-- BEGIN Data excerpts --

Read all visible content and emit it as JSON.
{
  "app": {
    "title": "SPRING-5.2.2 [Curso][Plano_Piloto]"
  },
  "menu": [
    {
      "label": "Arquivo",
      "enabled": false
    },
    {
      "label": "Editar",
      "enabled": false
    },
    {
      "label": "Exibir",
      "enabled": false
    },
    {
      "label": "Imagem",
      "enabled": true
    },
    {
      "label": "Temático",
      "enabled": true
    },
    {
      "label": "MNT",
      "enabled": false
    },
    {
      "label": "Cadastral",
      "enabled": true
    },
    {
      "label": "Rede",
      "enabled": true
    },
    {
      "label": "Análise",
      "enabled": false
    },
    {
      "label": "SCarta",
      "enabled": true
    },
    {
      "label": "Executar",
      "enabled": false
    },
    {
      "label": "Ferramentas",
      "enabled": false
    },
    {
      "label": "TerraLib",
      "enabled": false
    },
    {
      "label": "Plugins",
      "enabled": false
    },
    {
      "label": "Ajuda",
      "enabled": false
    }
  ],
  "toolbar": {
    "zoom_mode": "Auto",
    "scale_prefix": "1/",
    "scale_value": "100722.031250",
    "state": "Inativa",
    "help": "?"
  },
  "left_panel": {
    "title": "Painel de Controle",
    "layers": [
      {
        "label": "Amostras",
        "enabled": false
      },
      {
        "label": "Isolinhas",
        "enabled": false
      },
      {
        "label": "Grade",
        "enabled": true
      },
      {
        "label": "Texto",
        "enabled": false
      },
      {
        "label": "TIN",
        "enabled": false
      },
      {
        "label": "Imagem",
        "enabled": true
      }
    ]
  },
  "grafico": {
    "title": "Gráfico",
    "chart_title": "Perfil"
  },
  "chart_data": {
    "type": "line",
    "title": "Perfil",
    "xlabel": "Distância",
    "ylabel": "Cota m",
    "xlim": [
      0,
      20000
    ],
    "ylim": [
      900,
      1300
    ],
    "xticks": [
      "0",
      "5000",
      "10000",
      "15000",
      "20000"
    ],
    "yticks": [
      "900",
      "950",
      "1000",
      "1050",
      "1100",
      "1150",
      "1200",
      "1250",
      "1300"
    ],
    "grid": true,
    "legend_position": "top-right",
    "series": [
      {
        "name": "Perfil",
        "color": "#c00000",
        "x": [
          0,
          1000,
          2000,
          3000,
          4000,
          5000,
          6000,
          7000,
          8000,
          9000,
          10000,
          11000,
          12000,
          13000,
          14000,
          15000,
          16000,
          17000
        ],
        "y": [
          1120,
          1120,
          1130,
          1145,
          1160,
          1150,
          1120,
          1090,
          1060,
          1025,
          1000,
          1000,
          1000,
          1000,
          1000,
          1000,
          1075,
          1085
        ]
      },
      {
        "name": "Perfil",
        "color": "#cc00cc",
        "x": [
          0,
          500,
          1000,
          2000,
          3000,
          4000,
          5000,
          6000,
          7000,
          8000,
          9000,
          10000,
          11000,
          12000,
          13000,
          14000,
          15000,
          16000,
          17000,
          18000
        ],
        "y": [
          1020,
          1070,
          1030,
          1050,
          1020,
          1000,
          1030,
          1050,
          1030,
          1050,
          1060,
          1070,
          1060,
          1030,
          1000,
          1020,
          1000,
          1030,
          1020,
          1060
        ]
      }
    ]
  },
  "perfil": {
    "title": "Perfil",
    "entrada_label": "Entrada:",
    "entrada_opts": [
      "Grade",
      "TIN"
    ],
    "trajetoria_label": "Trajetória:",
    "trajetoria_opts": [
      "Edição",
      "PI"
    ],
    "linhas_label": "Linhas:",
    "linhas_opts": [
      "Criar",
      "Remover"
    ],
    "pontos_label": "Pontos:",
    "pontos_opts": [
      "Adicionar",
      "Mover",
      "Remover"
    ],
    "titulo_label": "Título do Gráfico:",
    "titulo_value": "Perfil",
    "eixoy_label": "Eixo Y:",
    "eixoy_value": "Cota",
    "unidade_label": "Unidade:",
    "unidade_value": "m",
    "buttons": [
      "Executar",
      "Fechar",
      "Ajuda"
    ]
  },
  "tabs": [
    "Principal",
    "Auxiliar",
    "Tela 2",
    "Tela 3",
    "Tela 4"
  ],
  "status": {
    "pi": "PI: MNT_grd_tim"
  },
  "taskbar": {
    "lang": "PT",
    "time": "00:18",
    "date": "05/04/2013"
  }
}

-- END Data excerpts --

▶ Directions: Output the records exactly, including every line.

▶ Output of the exercise:
Read all visible content and emit it as JSON.
{
  "app": {
    "title": "SPRING-5.2.2 [Curso][Plano_Piloto]"
  },
  "menu": [
    {
      "label": "Arquivo",
      "enabled": false
    },
    {
      "label": "Editar",
      "enabled": false
    },
    {
      "label": "Exibir",
      "enabled": false
    },
    {
      "label": "Imagem",
      "enabled": true
    },
    {
      "label": "Temático",
      "enabled": true
    },
    {
      "label": "MNT",
      "enabled": false
    },
    {
      "label": "Cadastral",
      "enabled": true
    },
    {
      "label": "Rede",
      "enabled": true
    },
    {
      "label": "Análise",
      "enabled": false
    },
    {
      "label": "SCarta",
      "enabled": true
    },
    {
      "label": "Executar",
      "enabled": false
    },
    {
      "label": "Ferramentas",
      "enabled": false
    },
    {
      "label": "TerraLib",
      "enabled": false
    },
    {
      "label": "Plugins",
      "enabled": false
    },
    {
      "label": "Ajuda",
      "enabled": false
    }
  ],
  "toolbar": {
    "zoom_mode": "Auto",
    "scale_prefix": "1/",
    "scale_value": "100722.031250",
    "state": "Inativa",
    "help": "?"
  },
  "left_panel": {
    "title": "Painel de Controle",
    "layers": [
      {
        "label": "Amostras",
        "enabled": false
      },
      {
        "label": "Isolinhas",
        "enabled": false
      },
      {
        "label": "Grade",
        "enabled": true
      },
      {
        "label": "Texto",
        "enabled": false
      },
      {
        "label": "TIN",
        "enabled": false
      },
      {
        "label": "Imagem",
        "enabled": true
      }
    ]
  },
  "grafico": {
    "title": "Gráfico",
    "chart_title": "Perfil"
  },
  "chart_data": {
    "type": "line",
    "title": "Perfil",
    "xlabel": "Distância",
    "ylabel": "Cota m",
    "xlim": [
      0,
      20000
    ],
    "ylim": [
      900,
      1300
    ],
    "xticks": [
      "0",
      "5000",
      "10000",
      "15000",
      "20000"
    ],
    "yticks": [
      "900",
      "950",
      "1000",
      "1050",
      "1100",
      "1150",
      "1200",
      "1250",
      "1300"
    ],
    "grid": true,
    "legend_position": "top-right",
    "series": [
      {
        "name": "Perfil",
        "color": "#c00000",
        "x": [
          0,
          1000,
          2000,
          3000,
          4000,
          5000,
          6000,
          7000,
          8000,
          9000,
          10000,
          11000,
          12000,
          13000,
          14000,
          15000,
          16000,
          17000
        ],
        "y": [
          1120,
          1120,
          1130,
          1145,
          1160,
          1150,
          1120,
          1090,
          1060,
          1025,
          1000,
          1000,
          1000,
          1000,
          1000,
          1000,
          1075,
          1085
        ]
      },
      {
        "name": "Perfil",
        "color": "#cc00cc",
        "x": [
          0,
          500,
          1000,
          2000,
          3000,
          4000,
          5000,
          6000,
          7000,
          8000,
          9000,
          10000,
          11000,
          12000,
          13000,
          14000,
          15000,
          16000,
          17000,
          18000
        ],
        "y": [
          1020,
          1070,
          1030,
          1050,
          1020,
          1000,
          1030,
          1050,
          1030,
          1050,
          1060,
          1070,
          1060,
          1030,
          1000,
          1020,
          1000,
          1030,
          1020,
          1060
        ]
      }
    ]
  },
  "perfil": {
    "title": "Perfil",
    "entrada_label": "Entrada:",
    "entrada_opts": [
      "Grade",
      "TIN"
    ],
    "trajetoria_label": "Trajetória:",
    "trajetoria_opts": [
      "Edição",
      "PI"
    ],
    "linhas_label": "Linhas:",
    "linhas_opts": [
      "Criar",
      "Remover"
    ],
    "pontos_label": "Pontos:",
    "pontos_opts": [
      "Adicionar",
      "Mover",
      "Remover"
    ],
    "titulo_label": "Título do Gráfico:",
    "titulo_value": "Perfil",
    "eixoy_label": "Eixo Y:",
    "eixoy_value": "Cota",
    "unidade_label": "Unidade:",
    "unidade_value": "m",
    "buttons": [
      "Executar",
      "Fechar",
      "Ajuda"
    ]
  },
  "tabs": [
    "Principal",
    "Auxiliar",
    "Tela 2",
    "Tela 3",
    "Tela 4"
  ],
  "status": {
    "pi": "PI: MNT_grd_tim"
  },
  "taskbar": {
    "lang": "PT",
    "time": "00:18",
    "date": "05/04/2013"
  }
}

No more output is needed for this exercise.